(Data records)
-=-=-
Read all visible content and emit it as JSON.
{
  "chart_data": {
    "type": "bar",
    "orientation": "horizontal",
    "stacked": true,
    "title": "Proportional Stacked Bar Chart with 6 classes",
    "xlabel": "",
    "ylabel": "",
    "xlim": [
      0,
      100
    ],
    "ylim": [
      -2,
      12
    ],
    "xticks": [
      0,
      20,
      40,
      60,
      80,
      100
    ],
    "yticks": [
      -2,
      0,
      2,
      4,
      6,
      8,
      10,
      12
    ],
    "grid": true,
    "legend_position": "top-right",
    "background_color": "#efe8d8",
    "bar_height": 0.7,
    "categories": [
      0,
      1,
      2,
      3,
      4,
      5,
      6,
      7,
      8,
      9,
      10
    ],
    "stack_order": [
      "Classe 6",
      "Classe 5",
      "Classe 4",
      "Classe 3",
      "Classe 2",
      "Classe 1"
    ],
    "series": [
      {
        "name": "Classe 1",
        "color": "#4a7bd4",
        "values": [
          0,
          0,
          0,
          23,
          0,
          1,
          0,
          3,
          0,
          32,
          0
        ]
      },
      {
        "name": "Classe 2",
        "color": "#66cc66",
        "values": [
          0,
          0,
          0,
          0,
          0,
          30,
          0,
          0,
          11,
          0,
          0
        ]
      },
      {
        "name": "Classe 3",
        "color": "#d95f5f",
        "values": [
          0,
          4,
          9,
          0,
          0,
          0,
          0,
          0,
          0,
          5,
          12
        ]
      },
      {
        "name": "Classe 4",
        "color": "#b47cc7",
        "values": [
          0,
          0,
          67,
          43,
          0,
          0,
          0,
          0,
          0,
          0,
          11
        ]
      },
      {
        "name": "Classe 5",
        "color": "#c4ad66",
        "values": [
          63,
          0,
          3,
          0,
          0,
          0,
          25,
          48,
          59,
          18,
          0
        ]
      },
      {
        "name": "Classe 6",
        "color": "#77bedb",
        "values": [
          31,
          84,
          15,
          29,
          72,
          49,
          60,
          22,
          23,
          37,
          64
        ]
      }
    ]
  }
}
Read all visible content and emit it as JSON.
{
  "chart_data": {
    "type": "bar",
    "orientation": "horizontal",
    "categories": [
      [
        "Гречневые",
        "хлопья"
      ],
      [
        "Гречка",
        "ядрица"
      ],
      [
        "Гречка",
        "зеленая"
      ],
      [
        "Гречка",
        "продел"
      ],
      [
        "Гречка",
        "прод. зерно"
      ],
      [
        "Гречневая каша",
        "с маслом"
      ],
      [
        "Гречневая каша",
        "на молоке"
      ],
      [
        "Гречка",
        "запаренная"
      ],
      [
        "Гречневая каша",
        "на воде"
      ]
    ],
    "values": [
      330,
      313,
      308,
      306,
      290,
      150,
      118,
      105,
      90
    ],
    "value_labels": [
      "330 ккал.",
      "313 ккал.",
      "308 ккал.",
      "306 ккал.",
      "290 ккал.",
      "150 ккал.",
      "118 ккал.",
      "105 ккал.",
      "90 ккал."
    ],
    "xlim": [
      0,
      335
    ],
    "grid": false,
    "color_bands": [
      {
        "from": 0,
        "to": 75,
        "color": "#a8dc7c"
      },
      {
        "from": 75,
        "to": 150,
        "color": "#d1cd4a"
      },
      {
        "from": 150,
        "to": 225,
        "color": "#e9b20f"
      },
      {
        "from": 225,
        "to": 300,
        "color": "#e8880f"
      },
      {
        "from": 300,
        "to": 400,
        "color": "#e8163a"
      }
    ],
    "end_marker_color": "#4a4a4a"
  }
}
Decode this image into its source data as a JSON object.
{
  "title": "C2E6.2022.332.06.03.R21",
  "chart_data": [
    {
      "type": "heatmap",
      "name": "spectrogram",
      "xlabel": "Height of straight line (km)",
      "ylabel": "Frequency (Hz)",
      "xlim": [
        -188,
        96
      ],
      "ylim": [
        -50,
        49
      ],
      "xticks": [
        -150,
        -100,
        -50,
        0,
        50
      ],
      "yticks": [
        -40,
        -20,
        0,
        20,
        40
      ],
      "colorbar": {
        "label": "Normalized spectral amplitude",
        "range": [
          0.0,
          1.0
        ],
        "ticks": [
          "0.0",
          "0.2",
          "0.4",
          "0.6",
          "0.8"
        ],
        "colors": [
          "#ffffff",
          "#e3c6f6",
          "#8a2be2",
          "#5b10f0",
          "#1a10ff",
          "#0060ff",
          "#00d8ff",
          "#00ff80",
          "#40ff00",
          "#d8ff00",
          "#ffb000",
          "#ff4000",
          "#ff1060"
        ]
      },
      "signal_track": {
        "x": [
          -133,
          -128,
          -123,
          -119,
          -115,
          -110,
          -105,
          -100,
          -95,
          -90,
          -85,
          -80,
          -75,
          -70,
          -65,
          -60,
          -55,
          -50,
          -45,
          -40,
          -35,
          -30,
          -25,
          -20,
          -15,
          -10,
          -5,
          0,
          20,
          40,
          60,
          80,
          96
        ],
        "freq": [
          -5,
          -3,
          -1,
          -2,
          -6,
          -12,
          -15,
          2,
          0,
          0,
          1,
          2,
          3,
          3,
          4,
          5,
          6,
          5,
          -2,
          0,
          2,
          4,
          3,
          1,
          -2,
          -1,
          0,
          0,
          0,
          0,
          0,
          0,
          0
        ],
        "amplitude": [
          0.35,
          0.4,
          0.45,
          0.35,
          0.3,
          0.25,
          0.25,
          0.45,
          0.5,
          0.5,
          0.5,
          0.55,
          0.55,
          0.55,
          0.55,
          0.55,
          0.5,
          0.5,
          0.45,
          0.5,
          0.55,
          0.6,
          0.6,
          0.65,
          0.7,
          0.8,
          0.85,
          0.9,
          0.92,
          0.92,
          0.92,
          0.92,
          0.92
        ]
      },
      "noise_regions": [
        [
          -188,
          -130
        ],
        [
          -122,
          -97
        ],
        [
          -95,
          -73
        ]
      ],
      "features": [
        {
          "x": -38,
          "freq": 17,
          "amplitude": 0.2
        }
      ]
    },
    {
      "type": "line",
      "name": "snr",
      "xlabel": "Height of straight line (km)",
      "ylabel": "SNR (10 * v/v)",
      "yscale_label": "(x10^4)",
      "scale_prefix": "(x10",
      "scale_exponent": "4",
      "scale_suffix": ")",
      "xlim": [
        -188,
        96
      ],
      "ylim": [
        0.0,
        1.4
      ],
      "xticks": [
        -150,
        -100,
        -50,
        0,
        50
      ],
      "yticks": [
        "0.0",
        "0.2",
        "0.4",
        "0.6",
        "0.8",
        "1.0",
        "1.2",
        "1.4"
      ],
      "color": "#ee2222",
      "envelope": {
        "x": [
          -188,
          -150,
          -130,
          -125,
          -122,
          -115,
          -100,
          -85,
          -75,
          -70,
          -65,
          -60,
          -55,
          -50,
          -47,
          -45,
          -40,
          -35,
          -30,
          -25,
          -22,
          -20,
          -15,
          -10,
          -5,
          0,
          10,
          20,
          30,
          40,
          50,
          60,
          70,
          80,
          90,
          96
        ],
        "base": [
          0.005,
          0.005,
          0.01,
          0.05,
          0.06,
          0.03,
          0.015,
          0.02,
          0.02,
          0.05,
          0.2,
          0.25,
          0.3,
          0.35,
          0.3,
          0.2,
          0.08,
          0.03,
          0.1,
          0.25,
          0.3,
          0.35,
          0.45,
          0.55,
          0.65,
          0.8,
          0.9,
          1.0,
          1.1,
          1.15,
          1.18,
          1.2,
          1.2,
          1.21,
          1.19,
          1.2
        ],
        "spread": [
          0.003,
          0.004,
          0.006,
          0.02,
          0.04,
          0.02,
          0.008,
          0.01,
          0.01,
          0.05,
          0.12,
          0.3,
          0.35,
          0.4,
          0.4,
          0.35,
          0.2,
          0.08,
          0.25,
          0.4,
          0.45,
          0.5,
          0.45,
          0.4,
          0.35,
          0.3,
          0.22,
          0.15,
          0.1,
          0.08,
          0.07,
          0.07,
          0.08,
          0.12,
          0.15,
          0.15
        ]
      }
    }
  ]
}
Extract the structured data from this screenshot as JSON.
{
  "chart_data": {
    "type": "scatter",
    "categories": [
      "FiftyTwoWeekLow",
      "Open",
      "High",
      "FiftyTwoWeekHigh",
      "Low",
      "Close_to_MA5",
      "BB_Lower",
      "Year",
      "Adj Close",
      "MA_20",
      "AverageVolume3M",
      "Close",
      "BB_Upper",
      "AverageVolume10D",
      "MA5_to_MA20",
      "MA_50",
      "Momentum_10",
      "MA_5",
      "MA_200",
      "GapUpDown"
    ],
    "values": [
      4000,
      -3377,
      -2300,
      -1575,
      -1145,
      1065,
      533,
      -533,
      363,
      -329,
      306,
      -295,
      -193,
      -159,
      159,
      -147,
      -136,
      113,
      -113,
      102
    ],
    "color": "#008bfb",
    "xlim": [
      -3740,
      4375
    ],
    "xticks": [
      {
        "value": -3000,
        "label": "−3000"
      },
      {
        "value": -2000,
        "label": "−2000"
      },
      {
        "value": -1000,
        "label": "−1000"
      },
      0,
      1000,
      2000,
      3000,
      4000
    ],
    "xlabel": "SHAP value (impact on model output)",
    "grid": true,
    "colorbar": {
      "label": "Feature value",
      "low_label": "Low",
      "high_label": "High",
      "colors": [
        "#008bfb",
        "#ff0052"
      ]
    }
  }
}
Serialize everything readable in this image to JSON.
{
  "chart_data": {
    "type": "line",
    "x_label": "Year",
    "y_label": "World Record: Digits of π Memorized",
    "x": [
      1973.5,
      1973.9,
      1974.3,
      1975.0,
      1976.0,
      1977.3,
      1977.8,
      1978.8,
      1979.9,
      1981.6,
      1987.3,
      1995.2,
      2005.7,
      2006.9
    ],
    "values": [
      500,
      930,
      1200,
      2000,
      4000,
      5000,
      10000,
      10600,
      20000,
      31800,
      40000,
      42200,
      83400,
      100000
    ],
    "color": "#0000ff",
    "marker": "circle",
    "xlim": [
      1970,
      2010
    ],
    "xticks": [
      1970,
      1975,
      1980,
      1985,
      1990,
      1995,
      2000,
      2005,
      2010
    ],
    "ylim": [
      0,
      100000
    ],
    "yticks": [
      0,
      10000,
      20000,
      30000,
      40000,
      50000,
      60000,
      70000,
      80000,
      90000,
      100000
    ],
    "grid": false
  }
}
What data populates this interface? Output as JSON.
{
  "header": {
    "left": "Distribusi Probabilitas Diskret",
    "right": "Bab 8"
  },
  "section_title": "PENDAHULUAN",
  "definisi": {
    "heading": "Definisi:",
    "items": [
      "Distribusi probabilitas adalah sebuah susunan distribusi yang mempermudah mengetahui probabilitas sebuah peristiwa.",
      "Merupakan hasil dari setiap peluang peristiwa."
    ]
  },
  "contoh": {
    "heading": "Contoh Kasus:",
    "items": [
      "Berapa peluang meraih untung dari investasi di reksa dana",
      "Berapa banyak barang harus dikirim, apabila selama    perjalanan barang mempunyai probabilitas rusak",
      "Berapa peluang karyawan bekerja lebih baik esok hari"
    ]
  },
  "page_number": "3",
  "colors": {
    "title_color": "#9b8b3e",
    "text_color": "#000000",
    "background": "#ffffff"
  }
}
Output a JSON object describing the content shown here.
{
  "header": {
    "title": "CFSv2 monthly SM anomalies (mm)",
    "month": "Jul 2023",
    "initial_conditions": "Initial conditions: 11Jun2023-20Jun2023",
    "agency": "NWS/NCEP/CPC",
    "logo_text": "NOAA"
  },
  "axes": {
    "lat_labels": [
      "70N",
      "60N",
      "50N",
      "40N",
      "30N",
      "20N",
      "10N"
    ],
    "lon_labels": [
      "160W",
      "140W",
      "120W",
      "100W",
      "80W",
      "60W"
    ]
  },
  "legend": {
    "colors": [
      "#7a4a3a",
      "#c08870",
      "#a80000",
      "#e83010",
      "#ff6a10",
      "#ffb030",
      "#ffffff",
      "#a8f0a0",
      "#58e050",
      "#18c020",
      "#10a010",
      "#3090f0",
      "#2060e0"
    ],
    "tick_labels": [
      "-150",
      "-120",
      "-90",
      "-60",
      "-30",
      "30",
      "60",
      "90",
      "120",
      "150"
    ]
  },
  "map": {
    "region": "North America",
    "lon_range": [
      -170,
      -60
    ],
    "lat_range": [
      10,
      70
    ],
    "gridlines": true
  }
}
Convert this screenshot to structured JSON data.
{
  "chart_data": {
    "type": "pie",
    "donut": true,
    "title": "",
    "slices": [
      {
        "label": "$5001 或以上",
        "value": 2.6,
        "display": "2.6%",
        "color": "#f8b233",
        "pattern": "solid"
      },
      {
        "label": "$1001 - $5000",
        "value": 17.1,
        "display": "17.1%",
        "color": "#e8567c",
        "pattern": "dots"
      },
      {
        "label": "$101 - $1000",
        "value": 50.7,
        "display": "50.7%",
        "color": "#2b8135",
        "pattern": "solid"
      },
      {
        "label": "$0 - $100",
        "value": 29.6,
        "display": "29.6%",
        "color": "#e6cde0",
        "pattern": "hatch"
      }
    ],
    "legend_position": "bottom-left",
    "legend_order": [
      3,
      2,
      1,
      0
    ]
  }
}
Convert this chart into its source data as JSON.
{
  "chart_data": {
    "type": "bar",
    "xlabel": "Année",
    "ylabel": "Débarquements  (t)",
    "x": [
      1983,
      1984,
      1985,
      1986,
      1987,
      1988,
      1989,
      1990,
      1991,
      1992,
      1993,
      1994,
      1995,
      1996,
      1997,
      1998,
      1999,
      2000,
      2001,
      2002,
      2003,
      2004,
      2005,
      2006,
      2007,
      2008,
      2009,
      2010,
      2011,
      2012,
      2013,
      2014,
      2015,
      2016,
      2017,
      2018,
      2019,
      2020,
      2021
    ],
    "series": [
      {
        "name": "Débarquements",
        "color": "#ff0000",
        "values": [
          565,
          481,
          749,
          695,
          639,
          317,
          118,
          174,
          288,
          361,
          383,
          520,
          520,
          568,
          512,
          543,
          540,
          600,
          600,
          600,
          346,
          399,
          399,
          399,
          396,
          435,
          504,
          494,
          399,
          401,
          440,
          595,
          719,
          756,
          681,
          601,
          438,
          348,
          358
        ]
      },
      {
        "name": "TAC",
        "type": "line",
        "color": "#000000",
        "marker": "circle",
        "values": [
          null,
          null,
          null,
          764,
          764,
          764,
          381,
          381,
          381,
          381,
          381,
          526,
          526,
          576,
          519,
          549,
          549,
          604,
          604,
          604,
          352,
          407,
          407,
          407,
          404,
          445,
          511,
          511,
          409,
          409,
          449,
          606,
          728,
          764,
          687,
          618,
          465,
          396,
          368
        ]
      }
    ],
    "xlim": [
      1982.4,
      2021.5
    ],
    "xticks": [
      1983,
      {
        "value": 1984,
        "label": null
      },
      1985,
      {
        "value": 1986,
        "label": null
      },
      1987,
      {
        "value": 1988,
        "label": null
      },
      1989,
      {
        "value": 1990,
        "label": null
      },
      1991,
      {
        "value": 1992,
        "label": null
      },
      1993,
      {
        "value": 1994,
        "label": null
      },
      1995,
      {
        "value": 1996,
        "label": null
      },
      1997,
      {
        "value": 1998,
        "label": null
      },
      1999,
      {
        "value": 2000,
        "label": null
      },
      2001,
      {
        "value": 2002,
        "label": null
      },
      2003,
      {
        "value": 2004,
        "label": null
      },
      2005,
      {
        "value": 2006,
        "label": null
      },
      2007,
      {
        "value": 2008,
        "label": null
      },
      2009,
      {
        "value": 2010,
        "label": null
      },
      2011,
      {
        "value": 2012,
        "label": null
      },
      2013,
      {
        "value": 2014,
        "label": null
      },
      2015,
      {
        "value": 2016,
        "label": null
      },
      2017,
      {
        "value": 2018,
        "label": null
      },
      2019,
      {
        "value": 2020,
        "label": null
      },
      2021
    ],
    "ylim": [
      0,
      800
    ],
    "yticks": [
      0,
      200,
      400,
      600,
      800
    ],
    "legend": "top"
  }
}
-=-=-
● TASK PROMPT
Using the entries above, state how many lines include the word "left", with no other words.

● RESPONSE FOR THIS EXERCISE
2